*TASK DIRECTIONS*
Show only lines that include "JSON".

Source data:

══════════════════════════════

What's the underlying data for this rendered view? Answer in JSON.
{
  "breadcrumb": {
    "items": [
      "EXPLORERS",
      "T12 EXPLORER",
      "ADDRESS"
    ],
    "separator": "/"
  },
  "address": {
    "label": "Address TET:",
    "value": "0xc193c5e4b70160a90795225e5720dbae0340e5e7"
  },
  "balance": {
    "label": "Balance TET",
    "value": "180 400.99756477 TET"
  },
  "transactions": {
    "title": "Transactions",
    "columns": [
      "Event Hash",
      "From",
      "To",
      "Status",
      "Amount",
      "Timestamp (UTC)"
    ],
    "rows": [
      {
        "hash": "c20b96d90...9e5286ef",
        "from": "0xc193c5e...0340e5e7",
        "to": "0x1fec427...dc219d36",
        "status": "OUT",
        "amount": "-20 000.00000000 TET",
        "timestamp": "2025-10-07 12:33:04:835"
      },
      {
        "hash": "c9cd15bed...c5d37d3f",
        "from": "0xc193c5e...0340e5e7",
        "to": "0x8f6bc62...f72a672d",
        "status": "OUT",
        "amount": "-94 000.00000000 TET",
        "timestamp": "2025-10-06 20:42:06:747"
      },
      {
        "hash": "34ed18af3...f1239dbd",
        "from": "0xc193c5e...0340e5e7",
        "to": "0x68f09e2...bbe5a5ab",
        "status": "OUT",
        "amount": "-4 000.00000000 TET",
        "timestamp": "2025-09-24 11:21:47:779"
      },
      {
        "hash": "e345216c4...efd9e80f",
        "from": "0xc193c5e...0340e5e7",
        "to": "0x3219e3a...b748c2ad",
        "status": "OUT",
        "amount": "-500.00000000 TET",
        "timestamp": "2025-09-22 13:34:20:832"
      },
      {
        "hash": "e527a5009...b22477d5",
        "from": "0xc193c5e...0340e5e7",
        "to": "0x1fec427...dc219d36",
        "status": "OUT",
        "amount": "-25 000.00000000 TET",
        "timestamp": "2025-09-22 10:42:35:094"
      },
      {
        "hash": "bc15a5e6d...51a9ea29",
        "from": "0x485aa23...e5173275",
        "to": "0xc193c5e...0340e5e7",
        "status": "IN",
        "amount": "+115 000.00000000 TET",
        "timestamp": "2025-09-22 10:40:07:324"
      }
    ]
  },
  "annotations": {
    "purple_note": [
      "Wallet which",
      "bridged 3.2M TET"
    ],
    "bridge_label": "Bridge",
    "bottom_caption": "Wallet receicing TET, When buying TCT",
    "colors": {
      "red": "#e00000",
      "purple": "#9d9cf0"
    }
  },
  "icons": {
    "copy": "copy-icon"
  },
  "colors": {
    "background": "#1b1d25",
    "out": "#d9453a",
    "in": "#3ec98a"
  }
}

══════════════════════════════

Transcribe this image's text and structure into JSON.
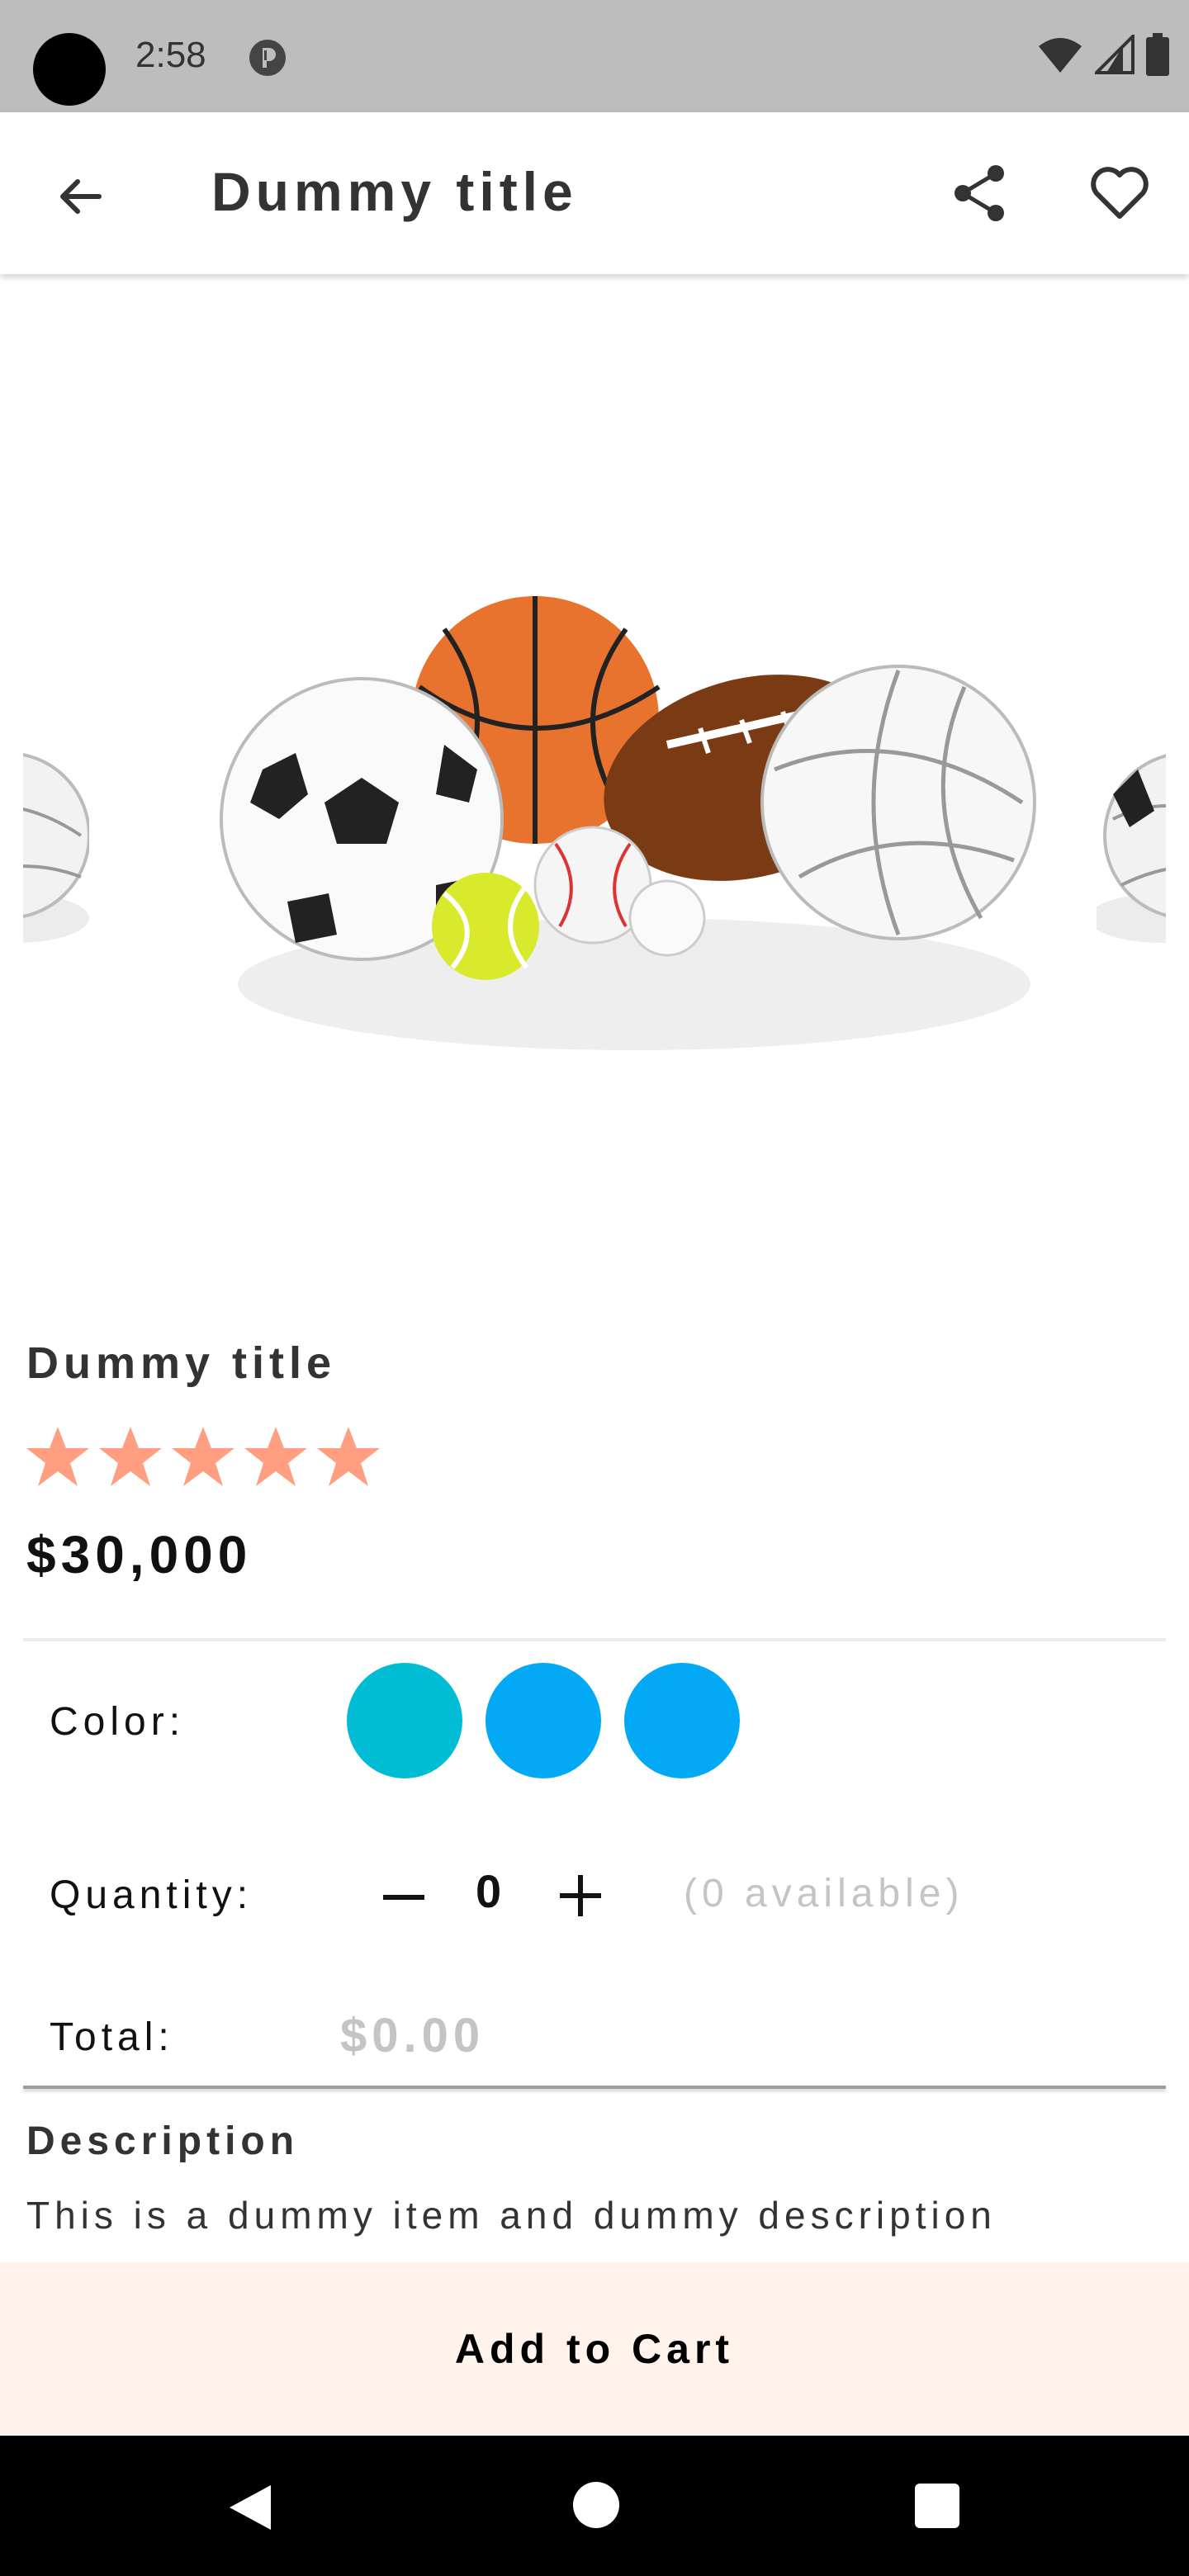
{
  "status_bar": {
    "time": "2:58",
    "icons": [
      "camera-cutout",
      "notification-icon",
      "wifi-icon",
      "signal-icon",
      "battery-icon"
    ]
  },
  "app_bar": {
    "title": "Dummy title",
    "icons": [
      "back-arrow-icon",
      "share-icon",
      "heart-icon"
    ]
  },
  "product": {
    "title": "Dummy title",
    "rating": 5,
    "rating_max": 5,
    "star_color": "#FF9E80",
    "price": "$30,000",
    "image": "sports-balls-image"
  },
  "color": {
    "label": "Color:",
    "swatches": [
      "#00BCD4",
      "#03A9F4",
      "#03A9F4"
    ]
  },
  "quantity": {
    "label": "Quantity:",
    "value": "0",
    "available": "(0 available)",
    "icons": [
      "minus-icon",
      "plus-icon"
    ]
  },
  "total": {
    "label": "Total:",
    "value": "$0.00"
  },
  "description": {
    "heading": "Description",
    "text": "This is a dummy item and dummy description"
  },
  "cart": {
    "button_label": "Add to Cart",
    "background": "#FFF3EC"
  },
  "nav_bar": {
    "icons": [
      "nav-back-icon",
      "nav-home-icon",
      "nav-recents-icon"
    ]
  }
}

══════════════════════════════

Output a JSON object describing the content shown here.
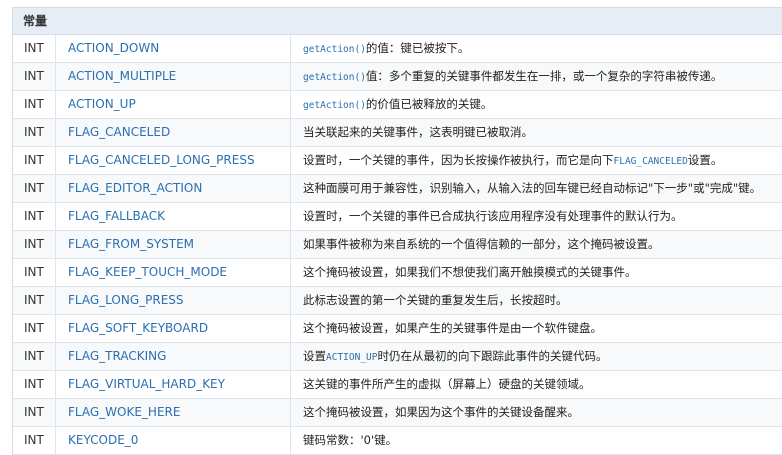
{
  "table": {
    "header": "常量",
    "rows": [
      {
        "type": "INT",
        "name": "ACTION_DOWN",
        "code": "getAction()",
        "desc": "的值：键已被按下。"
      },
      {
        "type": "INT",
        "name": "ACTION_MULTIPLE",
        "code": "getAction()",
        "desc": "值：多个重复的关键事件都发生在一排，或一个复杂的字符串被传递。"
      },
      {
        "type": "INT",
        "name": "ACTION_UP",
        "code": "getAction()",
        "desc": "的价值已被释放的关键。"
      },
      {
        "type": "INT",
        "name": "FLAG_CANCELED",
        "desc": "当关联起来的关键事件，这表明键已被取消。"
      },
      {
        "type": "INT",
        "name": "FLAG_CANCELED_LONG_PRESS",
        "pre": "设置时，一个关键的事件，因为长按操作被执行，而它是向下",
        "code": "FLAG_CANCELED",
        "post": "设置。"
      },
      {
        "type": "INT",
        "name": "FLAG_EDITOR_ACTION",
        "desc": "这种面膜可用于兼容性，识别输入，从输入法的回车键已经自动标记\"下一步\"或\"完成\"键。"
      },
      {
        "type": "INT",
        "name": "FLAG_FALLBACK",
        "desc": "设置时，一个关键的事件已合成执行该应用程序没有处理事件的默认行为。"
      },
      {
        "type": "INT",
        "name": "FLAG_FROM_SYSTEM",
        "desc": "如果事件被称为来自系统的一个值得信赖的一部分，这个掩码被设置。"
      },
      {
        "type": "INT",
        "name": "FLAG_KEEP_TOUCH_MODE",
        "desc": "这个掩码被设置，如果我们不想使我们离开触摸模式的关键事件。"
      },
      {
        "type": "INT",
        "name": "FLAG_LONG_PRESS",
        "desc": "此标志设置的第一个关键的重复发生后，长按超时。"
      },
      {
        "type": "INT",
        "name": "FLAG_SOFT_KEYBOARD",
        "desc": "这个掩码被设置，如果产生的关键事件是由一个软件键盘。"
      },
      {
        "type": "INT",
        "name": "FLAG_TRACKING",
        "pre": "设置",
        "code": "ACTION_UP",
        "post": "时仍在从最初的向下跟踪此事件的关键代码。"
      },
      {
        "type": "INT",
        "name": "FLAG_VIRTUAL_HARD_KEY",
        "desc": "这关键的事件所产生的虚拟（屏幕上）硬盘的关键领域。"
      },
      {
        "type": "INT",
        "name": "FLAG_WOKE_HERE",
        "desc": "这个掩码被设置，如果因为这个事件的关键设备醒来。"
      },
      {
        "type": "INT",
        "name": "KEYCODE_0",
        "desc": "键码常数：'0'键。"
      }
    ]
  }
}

══════════════════════════════

*SOLUTION FOR THIS PROBLEM*
What's the underlying data for this rendered view? Answer in JSON.
Transcribe this image's text and structure into JSON.
Output a JSON object describing the content shown here.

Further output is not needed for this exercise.